- **SHORT PROBLEM**: Copy out all the records, word for word.

=== MATERIAL SHOWN ===

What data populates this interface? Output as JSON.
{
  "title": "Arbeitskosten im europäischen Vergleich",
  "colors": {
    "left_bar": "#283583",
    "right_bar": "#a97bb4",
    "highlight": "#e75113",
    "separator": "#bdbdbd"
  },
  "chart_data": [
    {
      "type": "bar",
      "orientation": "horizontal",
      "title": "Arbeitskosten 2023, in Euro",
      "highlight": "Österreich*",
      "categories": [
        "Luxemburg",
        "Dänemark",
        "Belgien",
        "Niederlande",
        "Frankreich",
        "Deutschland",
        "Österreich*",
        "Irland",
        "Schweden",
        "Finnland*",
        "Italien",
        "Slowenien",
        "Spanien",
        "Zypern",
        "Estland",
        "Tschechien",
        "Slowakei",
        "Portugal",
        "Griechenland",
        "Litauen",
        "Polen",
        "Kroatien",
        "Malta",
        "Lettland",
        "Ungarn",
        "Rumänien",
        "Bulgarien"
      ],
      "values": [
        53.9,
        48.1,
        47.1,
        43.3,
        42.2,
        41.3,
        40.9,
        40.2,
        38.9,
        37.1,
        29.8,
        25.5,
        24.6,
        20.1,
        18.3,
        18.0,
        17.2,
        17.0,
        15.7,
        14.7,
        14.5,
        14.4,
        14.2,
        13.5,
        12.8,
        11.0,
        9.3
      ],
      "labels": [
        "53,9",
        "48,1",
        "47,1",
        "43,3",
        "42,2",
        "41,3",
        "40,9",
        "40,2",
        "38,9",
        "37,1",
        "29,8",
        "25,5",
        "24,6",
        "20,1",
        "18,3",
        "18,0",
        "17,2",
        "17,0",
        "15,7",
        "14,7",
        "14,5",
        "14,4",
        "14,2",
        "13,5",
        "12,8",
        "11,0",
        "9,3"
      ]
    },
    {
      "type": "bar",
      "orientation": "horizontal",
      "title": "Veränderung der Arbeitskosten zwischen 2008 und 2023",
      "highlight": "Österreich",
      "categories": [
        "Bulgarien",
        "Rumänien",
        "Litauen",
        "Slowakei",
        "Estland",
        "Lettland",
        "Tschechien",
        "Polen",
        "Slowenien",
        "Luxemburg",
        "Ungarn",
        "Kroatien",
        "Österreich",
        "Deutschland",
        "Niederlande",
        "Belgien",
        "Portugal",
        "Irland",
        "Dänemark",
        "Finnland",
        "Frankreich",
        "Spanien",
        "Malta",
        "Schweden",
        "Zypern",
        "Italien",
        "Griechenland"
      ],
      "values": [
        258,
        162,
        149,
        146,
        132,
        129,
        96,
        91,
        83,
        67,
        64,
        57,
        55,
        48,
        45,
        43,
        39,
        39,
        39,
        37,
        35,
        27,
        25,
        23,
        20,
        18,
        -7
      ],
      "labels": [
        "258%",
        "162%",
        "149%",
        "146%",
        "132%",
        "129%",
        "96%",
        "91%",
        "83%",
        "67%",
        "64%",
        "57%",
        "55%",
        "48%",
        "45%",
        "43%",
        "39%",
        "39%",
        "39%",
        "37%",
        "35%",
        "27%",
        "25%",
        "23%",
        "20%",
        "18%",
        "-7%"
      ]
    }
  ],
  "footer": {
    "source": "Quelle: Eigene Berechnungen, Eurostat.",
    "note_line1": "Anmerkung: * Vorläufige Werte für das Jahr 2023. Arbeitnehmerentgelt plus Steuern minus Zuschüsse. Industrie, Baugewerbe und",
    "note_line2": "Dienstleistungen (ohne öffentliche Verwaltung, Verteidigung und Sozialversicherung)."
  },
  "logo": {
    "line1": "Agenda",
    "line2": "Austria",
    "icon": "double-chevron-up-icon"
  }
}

===

- **EXERCISE ANSWER**:
What data populates this interface? Output as JSON.
{
  "title": "Arbeitskosten im europäischen Vergleich",
  "colors": {
    "left_bar": "#283583",
    "right_bar": "#a97bb4",
    "highlight": "#e75113",
    "separator": "#bdbdbd"
  },
  "chart_data": [
    {
      "type": "bar",
      "orientation": "horizontal",
      "title": "Arbeitskosten 2023, in Euro",
      "highlight": "Österreich*",
      "categories": [
        "Luxemburg",
        "Dänemark",
        "Belgien",
        "Niederlande",
        "Frankreich",
        "Deutschland",
        "Österreich*",
        "Irland",
        "Schweden",
        "Finnland*",
        "Italien",
        "Slowenien",
        "Spanien",
        "Zypern",
        "Estland",
        "Tschechien",
        "Slowakei",
        "Portugal",
        "Griechenland",
        "Litauen",
        "Polen",
        "Kroatien",
        "Malta",
        "Lettland",
        "Ungarn",
        "Rumänien",
        "Bulgarien"
      ],
      "values": [
        53.9,
        48.1,
        47.1,
        43.3,
        42.2,
        41.3,
        40.9,
        40.2,
        38.9,
        37.1,
        29.8,
        25.5,
        24.6,
        20.1,
        18.3,
        18.0,
        17.2,
        17.0,
        15.7,
        14.7,
        14.5,
        14.4,
        14.2,
        13.5,
        12.8,
        11.0,
        9.3
      ],
      "labels": [
        "53,9",
        "48,1",
        "47,1",
        "43,3",
        "42,2",
        "41,3",
        "40,9",
        "40,2",
        "38,9",
        "37,1",
        "29,8",
        "25,5",
        "24,6",
        "20,1",
        "18,3",
        "18,0",
        "17,2",
        "17,0",
        "15,7",
        "14,7",
        "14,5",
        "14,4",
        "14,2",
        "13,5",
        "12,8",
        "11,0",
        "9,3"
      ]
    },
    {
      "type": "bar",
      "orientation": "horizontal",
      "title": "Veränderung der Arbeitskosten zwischen 2008 und 2023",
      "highlight": "Österreich",
      "categories": [
        "Bulgarien",
        "Rumänien",
        "Litauen",
        "Slowakei",
        "Estland",
        "Lettland",
        "Tschechien",
        "Polen",
        "Slowenien",
        "Luxemburg",
        "Ungarn",
        "Kroatien",
        "Österreich",
        "Deutschland",
        "Niederlande",
        "Belgien",
        "Portugal",
        "Irland",
        "Dänemark",
        "Finnland",
        "Frankreich",
        "Spanien",
        "Malta",
        "Schweden",
        "Zypern",
        "Italien",
        "Griechenland"
      ],
      "values": [
        258,
        162,
        149,
        146,
        132,
        129,
        96,
        91,
        83,
        67,
        64,
        57,
        55,
        48,
        45,
        43,
        39,
        39,
        39,
        37,
        35,
        27,
        25,
        23,
        20,
        18,
        -7
      ],
      "labels": [
        "258%",
        "162%",
        "149%",
        "146%",
        "132%",
        "129%",
        "96%",
        "91%",
        "83%",
        "67%",
        "64%",
        "57%",
        "55%",
        "48%",
        "45%",
        "43%",
        "39%",
        "39%",
        "39%",
        "37%",
        "35%",
        "27%",
        "25%",
        "23%",
        "20%",
        "18%",
        "-7%"
      ]
    }
  ],
  "footer": {
    "source": "Quelle: Eigene Berechnungen, Eurostat.",
    "note_line1": "Anmerkung: * Vorläufige Werte für das Jahr 2023. Arbeitnehmerentgelt plus Steuern minus Zuschüsse. Industrie, Baugewerbe und",
    "note_line2": "Dienstleistungen (ohne öffentliche Verwaltung, Verteidigung und Sozialversicherung)."
  },
  "logo": {
    "line1": "Agenda",
    "line2": "Austria",
    "icon": "double-chevron-up-icon"
  }
}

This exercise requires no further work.